-- WORK TO DO --
Reproduce every entry below precisely; do not include the pictures.

-- RECORD EXTRACTS --
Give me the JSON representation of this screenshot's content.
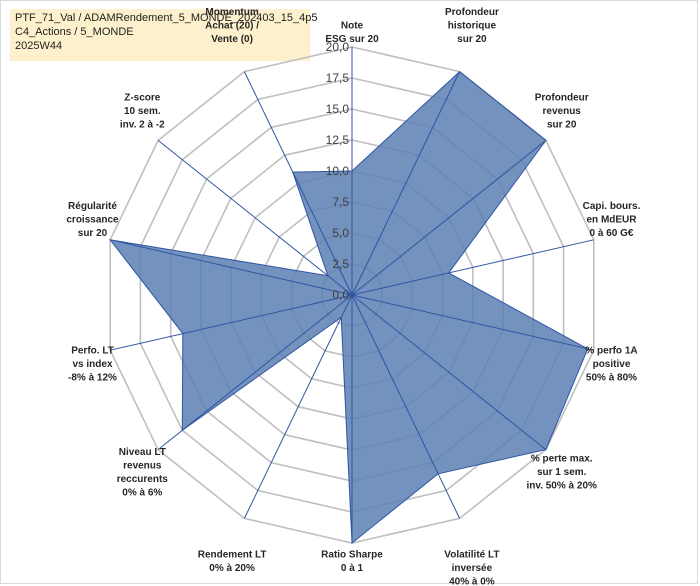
{
  "title_lines": [
    "PTF_71_Val / ADAMRendement_5_MONDE_202403_15_4p5",
    "C4_Actions / 5_MONDE",
    "2025W44"
  ],
  "chart_data": {
    "type": "radar",
    "title": "PTF_71_Val / ADAMRendement_5_MONDE_202403_15_4p5 — C4_Actions / 5_MONDE — 2025W44",
    "rlim": [
      0,
      20
    ],
    "ticks": [
      "0,0",
      "2,5",
      "5,0",
      "7,5",
      "10,0",
      "12,5",
      "15,0",
      "17,5",
      "20,0"
    ],
    "grid": true,
    "fill_color": "#5b7fb3",
    "line_color": "#2f55a4",
    "grid_color": "#bfbfbf",
    "axes": [
      {
        "label": [
          "Note",
          "ESG sur 20"
        ],
        "value": 10
      },
      {
        "label": [
          "Profondeur",
          "historique",
          "sur 20"
        ],
        "value": 20
      },
      {
        "label": [
          "Profondeur",
          "revenus",
          "sur 20"
        ],
        "value": 20
      },
      {
        "label": [
          "Capi. bours.",
          "en MdEUR",
          "0 à 60 G€"
        ],
        "value": 8
      },
      {
        "label": [
          "% perfo 1A",
          "positive",
          "50% à 80%"
        ],
        "value": 19.5
      },
      {
        "label": [
          "% perte max.",
          "sur 1 sem.",
          "inv. 50% à 20%"
        ],
        "value": 20
      },
      {
        "label": [
          "Volatilité LT",
          "inversée",
          "40% à 0%"
        ],
        "value": 16
      },
      {
        "label": [
          "Ratio Sharpe",
          "0 à 1"
        ],
        "value": 20
      },
      {
        "label": [
          "Rendement LT",
          "0% à 20%"
        ],
        "value": 2
      },
      {
        "label": [
          "Niveau LT",
          "revenus",
          "reccurents",
          "0% à 6%"
        ],
        "value": 17.5
      },
      {
        "label": [
          "Perfo. LT",
          "vs index",
          "-8% à 12%"
        ],
        "value": 14
      },
      {
        "label": [
          "Régularité",
          "croissance",
          "sur 20"
        ],
        "value": 20
      },
      {
        "label": [
          "Z-score",
          "10 sem.",
          "inv. 2 à -2"
        ],
        "value": 2.5
      },
      {
        "label": [
          "Momentum",
          "Achat (20) /",
          "Vente (0)"
        ],
        "value": 11
      }
    ]
  }
}
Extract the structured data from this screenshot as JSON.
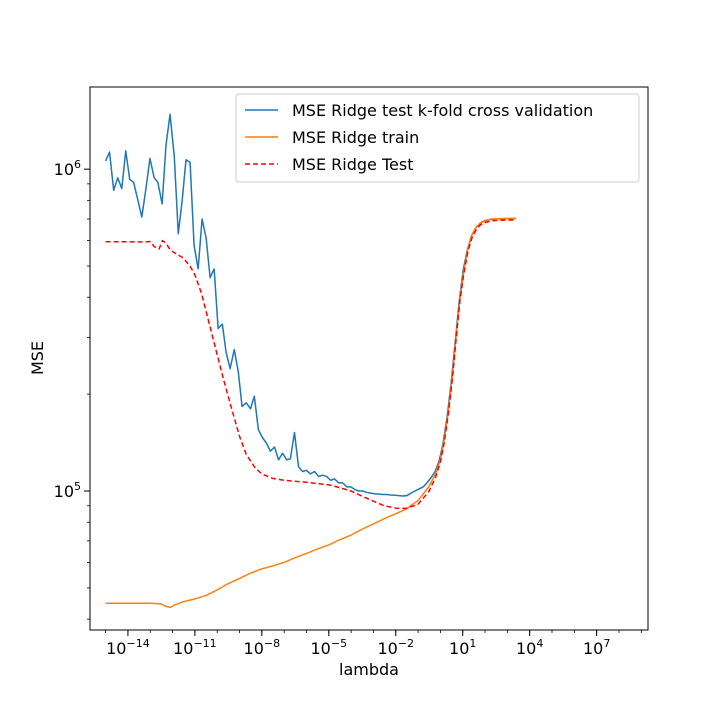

-- CORRECT RESPONSE --
Give me the JSON representation of this screenshot's content.
{
  "title_lines": [
    "PTF_71_Val / ADAMRendement_5_MONDE_202403_15_4p5",
    "C4_Actions / 5_MONDE",
    "2025W44"
  ],
  "chart_data": {
    "type": "radar",
    "title": "PTF_71_Val / ADAMRendement_5_MONDE_202403_15_4p5 — C4_Actions / 5_MONDE — 2025W44",
    "rlim": [
      0,
      20
    ],
    "ticks": [
      "0,0",
      "2,5",
      "5,0",
      "7,5",
      "10,0",
      "12,5",
      "15,0",
      "17,5",
      "20,0"
    ],
    "grid": true,
    "fill_color": "#5b7fb3",
    "line_color": "#2f55a4",
    "grid_color": "#bfbfbf",
    "axes": [
      {
        "label": [
          "Note",
          "ESG sur 20"
        ],
        "value": 10
      },
      {
        "label": [
          "Profondeur",
          "historique",
          "sur 20"
        ],
        "value": 20
      },
      {
        "label": [
          "Profondeur",
          "revenus",
          "sur 20"
        ],
        "value": 20
      },
      {
        "label": [
          "Capi. bours.",
          "en MdEUR",
          "0 à 60 G€"
        ],
        "value": 8
      },
      {
        "label": [
          "% perfo 1A",
          "positive",
          "50% à 80%"
        ],
        "value": 19.5
      },
      {
        "label": [
          "% perte max.",
          "sur 1 sem.",
          "inv. 50% à 20%"
        ],
        "value": 20
      },
      {
        "label": [
          "Volatilité LT",
          "inversée",
          "40% à 0%"
        ],
        "value": 16
      },
      {
        "label": [
          "Ratio Sharpe",
          "0 à 1"
        ],
        "value": 20
      },
      {
        "label": [
          "Rendement LT",
          "0% à 20%"
        ],
        "value": 2
      },
      {
        "label": [
          "Niveau LT",
          "revenus",
          "reccurents",
          "0% à 6%"
        ],
        "value": 17.5
      },
      {
        "label": [
          "Perfo. LT",
          "vs index",
          "-8% à 12%"
        ],
        "value": 14
      },
      {
        "label": [
          "Régularité",
          "croissance",
          "sur 20"
        ],
        "value": 20
      },
      {
        "label": [
          "Z-score",
          "10 sem.",
          "inv. 2 à -2"
        ],
        "value": 2.5
      },
      {
        "label": [
          "Momentum",
          "Achat (20) /",
          "Vente (0)"
        ],
        "value": 11
      }
    ]
  }
}
Extract the structured data from this screenshot as JSON.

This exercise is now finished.